:: TASK DETAILS ::
List all lines of the data that include the string "code".

:: EXTRACTED DATA ::
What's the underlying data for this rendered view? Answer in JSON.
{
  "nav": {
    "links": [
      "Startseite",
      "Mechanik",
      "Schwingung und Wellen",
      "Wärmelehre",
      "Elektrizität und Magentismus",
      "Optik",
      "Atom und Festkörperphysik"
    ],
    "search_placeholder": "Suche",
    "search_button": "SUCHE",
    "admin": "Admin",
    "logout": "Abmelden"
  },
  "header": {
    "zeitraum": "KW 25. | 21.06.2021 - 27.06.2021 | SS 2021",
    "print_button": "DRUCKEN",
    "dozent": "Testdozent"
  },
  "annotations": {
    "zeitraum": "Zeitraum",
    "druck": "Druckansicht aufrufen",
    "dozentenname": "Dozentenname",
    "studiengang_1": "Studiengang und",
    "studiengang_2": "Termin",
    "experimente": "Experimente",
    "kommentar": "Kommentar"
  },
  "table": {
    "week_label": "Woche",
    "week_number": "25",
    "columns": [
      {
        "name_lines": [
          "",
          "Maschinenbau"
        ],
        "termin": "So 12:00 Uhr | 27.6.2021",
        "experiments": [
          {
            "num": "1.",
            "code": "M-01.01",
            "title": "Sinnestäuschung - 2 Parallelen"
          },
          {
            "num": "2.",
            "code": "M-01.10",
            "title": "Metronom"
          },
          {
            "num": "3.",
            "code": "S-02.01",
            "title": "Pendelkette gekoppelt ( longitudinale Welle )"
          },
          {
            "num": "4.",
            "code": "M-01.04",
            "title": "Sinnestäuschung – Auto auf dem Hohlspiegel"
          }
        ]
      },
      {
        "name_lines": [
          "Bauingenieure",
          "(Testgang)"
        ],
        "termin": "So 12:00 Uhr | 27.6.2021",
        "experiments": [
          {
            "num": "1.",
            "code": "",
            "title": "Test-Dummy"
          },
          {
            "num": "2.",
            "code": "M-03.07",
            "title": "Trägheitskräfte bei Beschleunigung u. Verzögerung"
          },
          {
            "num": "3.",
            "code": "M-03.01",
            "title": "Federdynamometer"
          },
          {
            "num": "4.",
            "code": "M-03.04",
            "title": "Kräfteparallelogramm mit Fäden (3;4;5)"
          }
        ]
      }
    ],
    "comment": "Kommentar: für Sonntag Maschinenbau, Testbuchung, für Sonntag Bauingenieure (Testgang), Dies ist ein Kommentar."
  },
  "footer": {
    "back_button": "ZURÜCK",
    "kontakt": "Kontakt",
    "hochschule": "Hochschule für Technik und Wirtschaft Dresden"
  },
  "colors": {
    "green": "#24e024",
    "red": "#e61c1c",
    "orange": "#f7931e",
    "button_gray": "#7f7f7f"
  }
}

:: RESULT ::
            "code": "M-01.01",
            "code": "M-01.10",
            "code": "S-02.01",
            "code": "M-01.04",
            "code": "",
            "code": "M-03.07",
            "code": "M-03.01",
            "code": "M-03.04",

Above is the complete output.